__WRITTEN REQUEST__
Return the lines below that carry the word "スマホ依存症だと思う人".

____

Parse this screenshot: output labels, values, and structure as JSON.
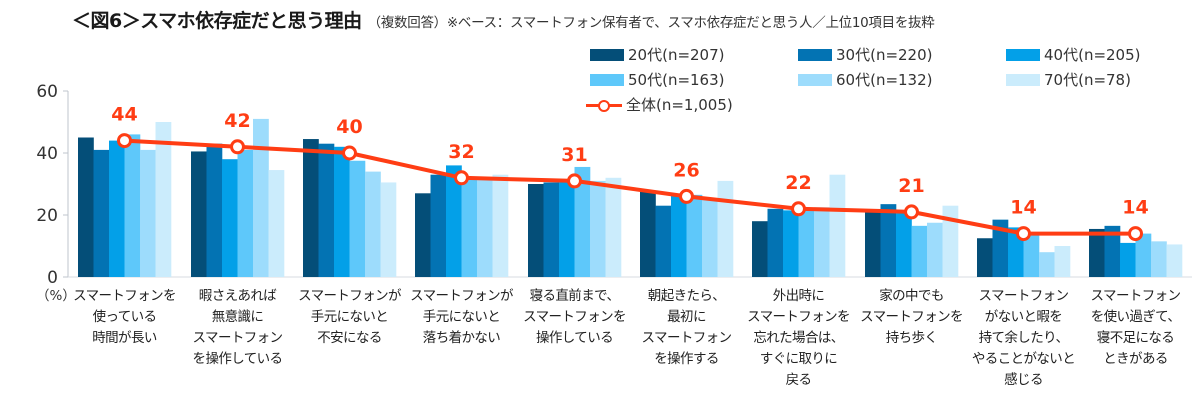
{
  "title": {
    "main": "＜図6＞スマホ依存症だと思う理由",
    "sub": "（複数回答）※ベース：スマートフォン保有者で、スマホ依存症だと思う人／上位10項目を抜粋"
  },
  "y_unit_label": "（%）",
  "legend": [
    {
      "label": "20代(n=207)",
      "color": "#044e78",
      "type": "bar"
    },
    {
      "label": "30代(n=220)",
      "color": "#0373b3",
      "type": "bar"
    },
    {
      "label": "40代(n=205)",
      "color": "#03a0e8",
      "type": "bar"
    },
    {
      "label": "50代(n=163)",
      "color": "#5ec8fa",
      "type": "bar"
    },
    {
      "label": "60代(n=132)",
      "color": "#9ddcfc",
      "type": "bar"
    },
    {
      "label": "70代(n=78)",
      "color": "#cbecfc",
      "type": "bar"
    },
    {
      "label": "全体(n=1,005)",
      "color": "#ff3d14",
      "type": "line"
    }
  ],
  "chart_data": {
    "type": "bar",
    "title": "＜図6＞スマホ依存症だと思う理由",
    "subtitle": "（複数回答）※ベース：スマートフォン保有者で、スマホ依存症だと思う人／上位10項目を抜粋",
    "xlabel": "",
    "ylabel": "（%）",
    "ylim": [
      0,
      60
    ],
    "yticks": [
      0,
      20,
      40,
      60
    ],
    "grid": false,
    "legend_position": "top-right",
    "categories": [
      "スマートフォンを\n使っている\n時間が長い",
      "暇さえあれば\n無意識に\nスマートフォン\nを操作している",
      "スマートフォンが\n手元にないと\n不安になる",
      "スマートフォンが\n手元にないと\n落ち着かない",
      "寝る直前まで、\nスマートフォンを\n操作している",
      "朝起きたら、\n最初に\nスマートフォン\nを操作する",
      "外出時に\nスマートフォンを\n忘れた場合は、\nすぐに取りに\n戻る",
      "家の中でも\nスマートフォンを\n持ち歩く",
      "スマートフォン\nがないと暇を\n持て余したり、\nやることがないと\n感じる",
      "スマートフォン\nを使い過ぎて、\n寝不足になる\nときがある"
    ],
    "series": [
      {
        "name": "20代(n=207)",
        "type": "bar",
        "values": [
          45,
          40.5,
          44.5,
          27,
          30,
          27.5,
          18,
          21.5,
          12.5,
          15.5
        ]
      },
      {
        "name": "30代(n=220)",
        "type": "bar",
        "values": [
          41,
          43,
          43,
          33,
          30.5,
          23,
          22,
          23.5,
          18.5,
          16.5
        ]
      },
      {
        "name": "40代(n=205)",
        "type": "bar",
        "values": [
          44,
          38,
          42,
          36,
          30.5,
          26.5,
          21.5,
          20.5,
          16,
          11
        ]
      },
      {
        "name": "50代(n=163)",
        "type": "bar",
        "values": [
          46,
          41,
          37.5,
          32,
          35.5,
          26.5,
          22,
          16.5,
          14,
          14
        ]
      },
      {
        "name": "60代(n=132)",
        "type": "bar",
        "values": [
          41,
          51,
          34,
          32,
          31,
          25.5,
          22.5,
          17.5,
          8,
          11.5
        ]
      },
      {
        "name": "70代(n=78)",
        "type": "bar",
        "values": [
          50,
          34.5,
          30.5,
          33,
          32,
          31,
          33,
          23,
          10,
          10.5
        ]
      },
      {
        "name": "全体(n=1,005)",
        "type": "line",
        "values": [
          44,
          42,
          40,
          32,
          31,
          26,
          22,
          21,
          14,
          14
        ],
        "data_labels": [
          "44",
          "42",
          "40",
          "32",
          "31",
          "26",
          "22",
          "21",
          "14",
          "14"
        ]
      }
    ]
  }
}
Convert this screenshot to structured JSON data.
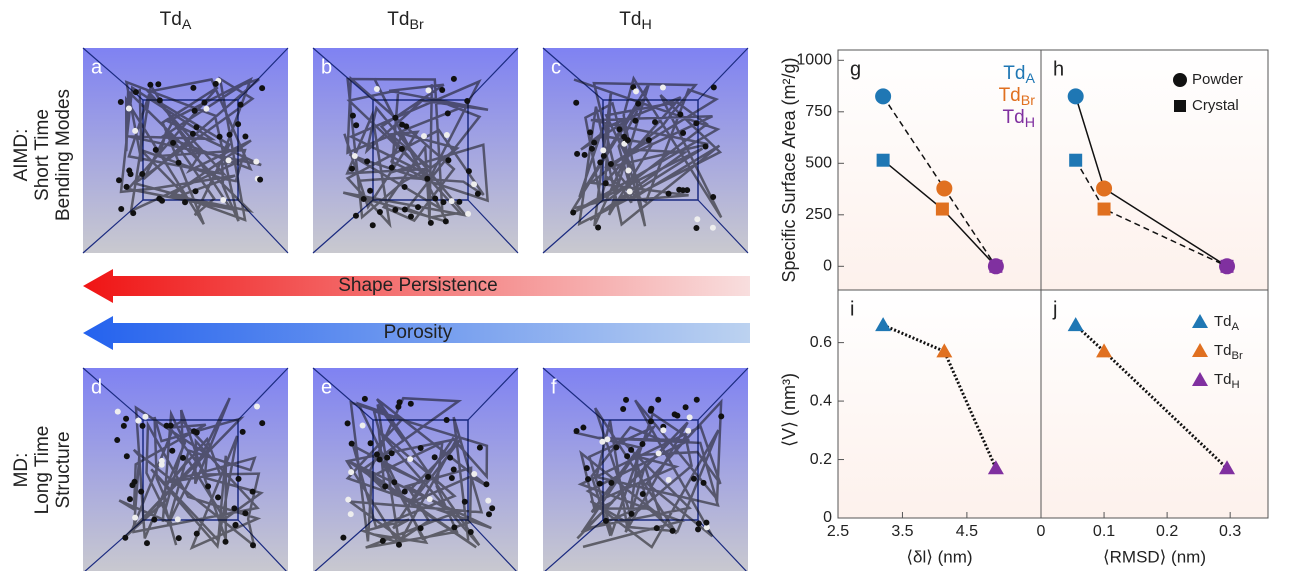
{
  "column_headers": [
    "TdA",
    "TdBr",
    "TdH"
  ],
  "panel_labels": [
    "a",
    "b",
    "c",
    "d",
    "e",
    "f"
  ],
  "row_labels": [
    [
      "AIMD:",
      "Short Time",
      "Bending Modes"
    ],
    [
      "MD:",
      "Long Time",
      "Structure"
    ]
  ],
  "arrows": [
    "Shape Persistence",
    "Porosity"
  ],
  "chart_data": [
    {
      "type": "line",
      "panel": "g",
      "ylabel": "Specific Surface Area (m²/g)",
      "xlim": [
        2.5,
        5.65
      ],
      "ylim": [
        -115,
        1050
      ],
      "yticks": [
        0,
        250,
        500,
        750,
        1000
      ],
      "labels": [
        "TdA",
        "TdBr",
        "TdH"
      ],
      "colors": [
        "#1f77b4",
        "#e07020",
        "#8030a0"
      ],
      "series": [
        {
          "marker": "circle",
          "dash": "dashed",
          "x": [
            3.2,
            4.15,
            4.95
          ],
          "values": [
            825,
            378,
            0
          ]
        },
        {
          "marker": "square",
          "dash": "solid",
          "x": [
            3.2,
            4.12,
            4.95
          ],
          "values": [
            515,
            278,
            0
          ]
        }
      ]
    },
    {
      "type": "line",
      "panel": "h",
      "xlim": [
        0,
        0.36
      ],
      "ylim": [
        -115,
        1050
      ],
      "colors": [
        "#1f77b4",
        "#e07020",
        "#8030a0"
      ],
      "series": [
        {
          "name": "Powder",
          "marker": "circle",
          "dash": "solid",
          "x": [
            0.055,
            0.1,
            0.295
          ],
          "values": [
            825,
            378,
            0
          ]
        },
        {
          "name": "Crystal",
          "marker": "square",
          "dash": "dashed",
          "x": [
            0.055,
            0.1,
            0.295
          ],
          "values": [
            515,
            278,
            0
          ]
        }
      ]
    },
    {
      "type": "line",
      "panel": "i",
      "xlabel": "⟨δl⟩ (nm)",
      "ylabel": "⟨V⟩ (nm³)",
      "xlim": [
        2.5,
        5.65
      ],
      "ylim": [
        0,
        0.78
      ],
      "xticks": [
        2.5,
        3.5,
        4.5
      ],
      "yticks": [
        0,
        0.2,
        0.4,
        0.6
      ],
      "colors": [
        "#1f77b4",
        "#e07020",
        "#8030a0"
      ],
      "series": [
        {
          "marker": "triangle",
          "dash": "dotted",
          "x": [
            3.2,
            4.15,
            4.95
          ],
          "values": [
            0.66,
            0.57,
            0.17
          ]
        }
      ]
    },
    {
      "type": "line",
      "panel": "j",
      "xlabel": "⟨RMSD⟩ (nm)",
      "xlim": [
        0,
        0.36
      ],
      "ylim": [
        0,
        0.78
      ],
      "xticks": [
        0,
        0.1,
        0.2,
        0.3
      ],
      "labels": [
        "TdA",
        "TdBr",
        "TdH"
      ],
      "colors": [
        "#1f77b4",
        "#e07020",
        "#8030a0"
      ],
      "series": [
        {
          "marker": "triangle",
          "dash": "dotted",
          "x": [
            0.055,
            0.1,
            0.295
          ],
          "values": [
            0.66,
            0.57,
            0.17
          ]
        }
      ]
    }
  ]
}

____

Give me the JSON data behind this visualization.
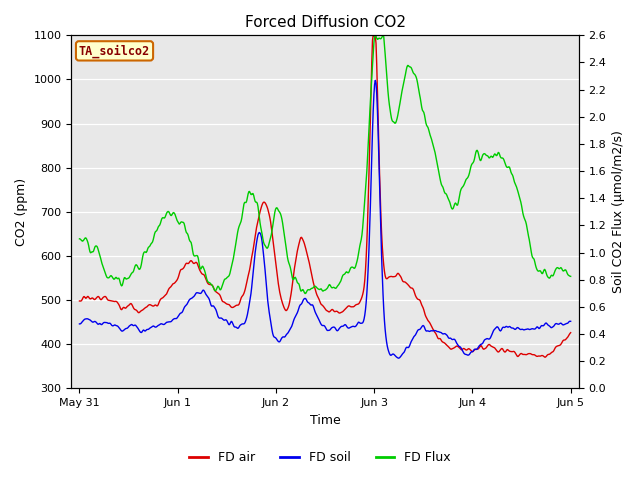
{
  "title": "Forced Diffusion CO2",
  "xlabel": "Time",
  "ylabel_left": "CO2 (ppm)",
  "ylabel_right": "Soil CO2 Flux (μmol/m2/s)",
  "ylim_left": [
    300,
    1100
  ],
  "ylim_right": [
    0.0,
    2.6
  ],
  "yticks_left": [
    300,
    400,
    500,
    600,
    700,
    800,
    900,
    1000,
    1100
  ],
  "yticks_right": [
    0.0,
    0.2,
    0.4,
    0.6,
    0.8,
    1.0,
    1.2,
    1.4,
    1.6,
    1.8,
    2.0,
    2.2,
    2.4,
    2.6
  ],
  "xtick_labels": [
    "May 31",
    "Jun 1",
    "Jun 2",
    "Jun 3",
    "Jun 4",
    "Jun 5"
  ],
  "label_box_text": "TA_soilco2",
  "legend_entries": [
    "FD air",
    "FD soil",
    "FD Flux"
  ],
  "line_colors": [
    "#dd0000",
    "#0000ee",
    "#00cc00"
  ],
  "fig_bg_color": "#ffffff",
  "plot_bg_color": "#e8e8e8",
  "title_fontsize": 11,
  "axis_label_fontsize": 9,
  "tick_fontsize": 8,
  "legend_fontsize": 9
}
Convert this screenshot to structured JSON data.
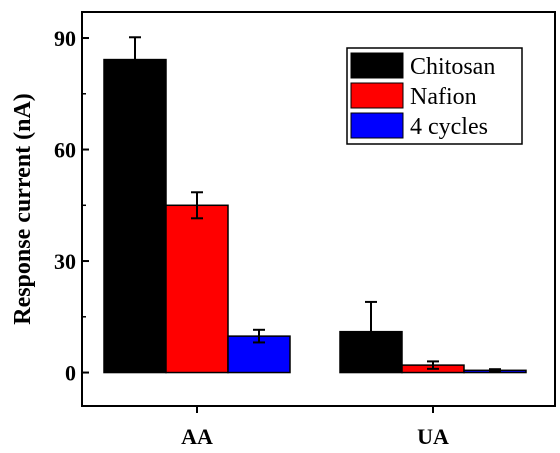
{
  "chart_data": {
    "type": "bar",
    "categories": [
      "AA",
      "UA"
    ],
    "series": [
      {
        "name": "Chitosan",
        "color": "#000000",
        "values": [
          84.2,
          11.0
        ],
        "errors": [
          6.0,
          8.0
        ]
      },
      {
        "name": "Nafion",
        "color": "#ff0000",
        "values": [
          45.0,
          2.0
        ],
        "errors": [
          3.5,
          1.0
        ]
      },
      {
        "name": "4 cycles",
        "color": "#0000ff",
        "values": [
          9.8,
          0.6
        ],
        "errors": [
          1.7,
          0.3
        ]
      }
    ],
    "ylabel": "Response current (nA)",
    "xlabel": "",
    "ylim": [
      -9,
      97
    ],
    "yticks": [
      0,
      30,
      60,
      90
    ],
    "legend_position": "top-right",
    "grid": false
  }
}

____

__EXPECTED OUTPUT__
    "sub": "（複数回答）※ベース：スマートフォン保有者で、スマホ依存症だと思う人／上位10項目を抜粋"
    "subtitle": "（複数回答）※ベース：スマートフォン保有者で、スマホ依存症だと思う人／上位10項目を抜粋",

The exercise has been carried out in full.